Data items
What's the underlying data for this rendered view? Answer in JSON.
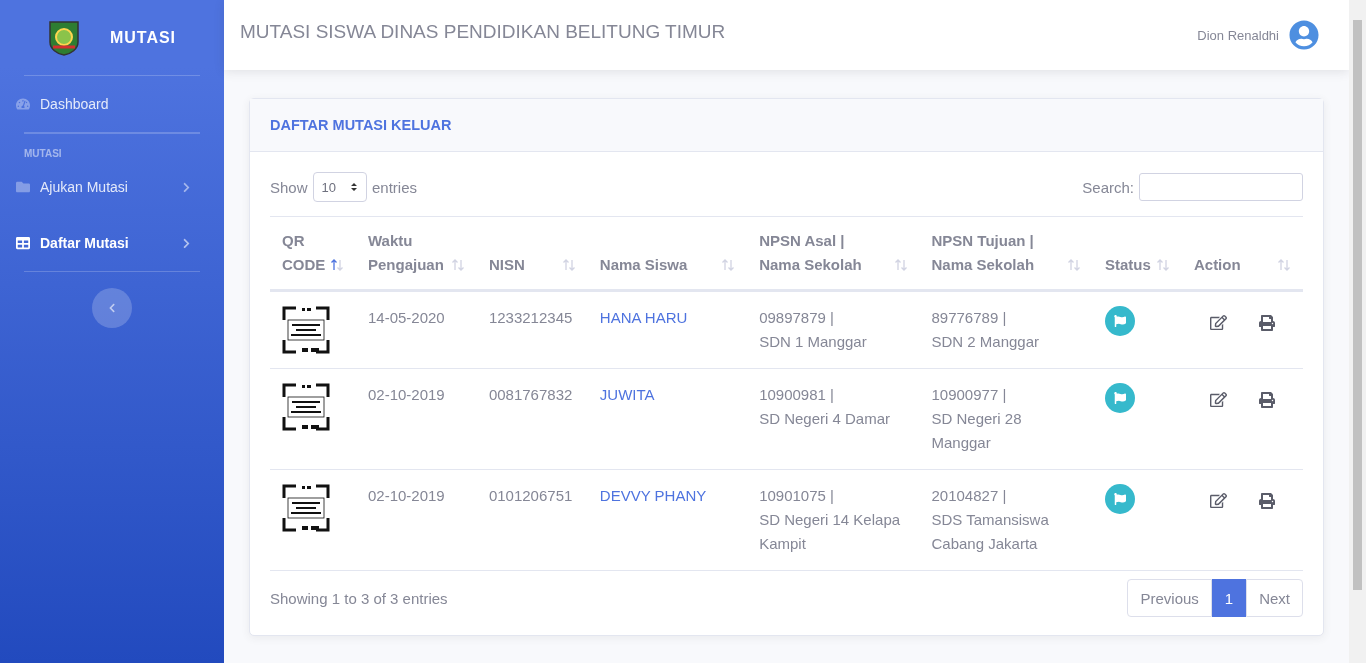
{
  "sidebar": {
    "brand": "MUTASI",
    "items": [
      {
        "kind": "link",
        "label": "Dashboard",
        "selected": false
      },
      {
        "kind": "heading",
        "label": "MUTASI"
      },
      {
        "kind": "menu",
        "label": "Ajukan Mutasi",
        "selected": false
      },
      {
        "kind": "menu",
        "label": "Daftar Mutasi",
        "selected": true
      }
    ]
  },
  "topbar": {
    "title": "MUTASI SISWA DINAS PENDIDIKAN BELITUNG TIMUR",
    "user": "Dion Renaldhi"
  },
  "card": {
    "title": "DAFTAR MUTASI KELUAR",
    "length": {
      "before": "Show",
      "value": "10",
      "after": "entries"
    },
    "search": {
      "label": "Search:"
    },
    "columns": [
      {
        "label": "QR CODE",
        "sorted": true
      },
      {
        "label": "Waktu Pengajuan",
        "sorted": false
      },
      {
        "label": "NISN",
        "sorted": false
      },
      {
        "label": "Nama Siswa",
        "sorted": false
      },
      {
        "label": "NPSN Asal |\nNama Sekolah",
        "sorted": false
      },
      {
        "label": "NPSN Tujuan |\nNama Sekolah",
        "sorted": false
      },
      {
        "label": "Status",
        "sorted": false
      },
      {
        "label": "Action",
        "sorted": false
      }
    ],
    "rows": [
      {
        "date": "14-05-2020",
        "nisn": "1233212345",
        "name": "HANA HARU",
        "from": "09897879 |\nSDN 1 Manggar",
        "to": "89776789 |\nSDN 2 Manggar"
      },
      {
        "date": "02-10-2019",
        "nisn": "0081767832",
        "name": "JUWITA",
        "from": "10900981 |\nSD Negeri 4 Damar",
        "to": "10900977 |\nSD Negeri 28 Manggar"
      },
      {
        "date": "02-10-2019",
        "nisn": "0101206751",
        "name": "DEVVY PHANY",
        "from": "10901075 |\nSD Negeri 14 Kelapa Kampit",
        "to": "20104827 |\nSDS Tamansiswa Cabang Jakarta"
      }
    ],
    "info": "Showing 1 to 3 of 3 entries",
    "pagination": [
      {
        "label": "Previous",
        "selected": false
      },
      {
        "label": "1",
        "selected": true
      },
      {
        "label": "Next",
        "selected": false
      }
    ]
  }
}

Task prompt: Copy the material above exactly and drop the pictures.

Solved exercise:
What's the underlying data for this rendered view? Answer in JSON.
{
  "sidebar": {
    "brand": "MUTASI",
    "items": [
      {
        "kind": "link",
        "label": "Dashboard",
        "selected": false
      },
      {
        "kind": "heading",
        "label": "MUTASI"
      },
      {
        "kind": "menu",
        "label": "Ajukan Mutasi",
        "selected": false
      },
      {
        "kind": "menu",
        "label": "Daftar Mutasi",
        "selected": true
      }
    ]
  },
  "topbar": {
    "title": "MUTASI SISWA DINAS PENDIDIKAN BELITUNG TIMUR",
    "user": "Dion Renaldhi"
  },
  "card": {
    "title": "DAFTAR MUTASI KELUAR",
    "length": {
      "before": "Show",
      "value": "10",
      "after": "entries"
    },
    "search": {
      "label": "Search:"
    },
    "columns": [
      {
        "label": "QR CODE",
        "sorted": true
      },
      {
        "label": "Waktu Pengajuan",
        "sorted": false
      },
      {
        "label": "NISN",
        "sorted": false
      },
      {
        "label": "Nama Siswa",
        "sorted": false
      },
      {
        "label": "NPSN Asal |\nNama Sekolah",
        "sorted": false
      },
      {
        "label": "NPSN Tujuan |\nNama Sekolah",
        "sorted": false
      },
      {
        "label": "Status",
        "sorted": false
      },
      {
        "label": "Action",
        "sorted": false
      }
    ],
    "rows": [
      {
        "date": "14-05-2020",
        "nisn": "1233212345",
        "name": "HANA HARU",
        "from": "09897879 |\nSDN 1 Manggar",
        "to": "89776789 |\nSDN 2 Manggar"
      },
      {
        "date": "02-10-2019",
        "nisn": "0081767832",
        "name": "JUWITA",
        "from": "10900981 |\nSD Negeri 4 Damar",
        "to": "10900977 |\nSD Negeri 28 Manggar"
      },
      {
        "date": "02-10-2019",
        "nisn": "0101206751",
        "name": "DEVVY PHANY",
        "from": "10901075 |\nSD Negeri 14 Kelapa Kampit",
        "to": "20104827 |\nSDS Tamansiswa Cabang Jakarta"
      }
    ],
    "info": "Showing 1 to 3 of 3 entries",
    "pagination": [
      {
        "label": "Previous",
        "selected": false
      },
      {
        "label": "1",
        "selected": true
      },
      {
        "label": "Next",
        "selected": false
      }
    ]
  }
}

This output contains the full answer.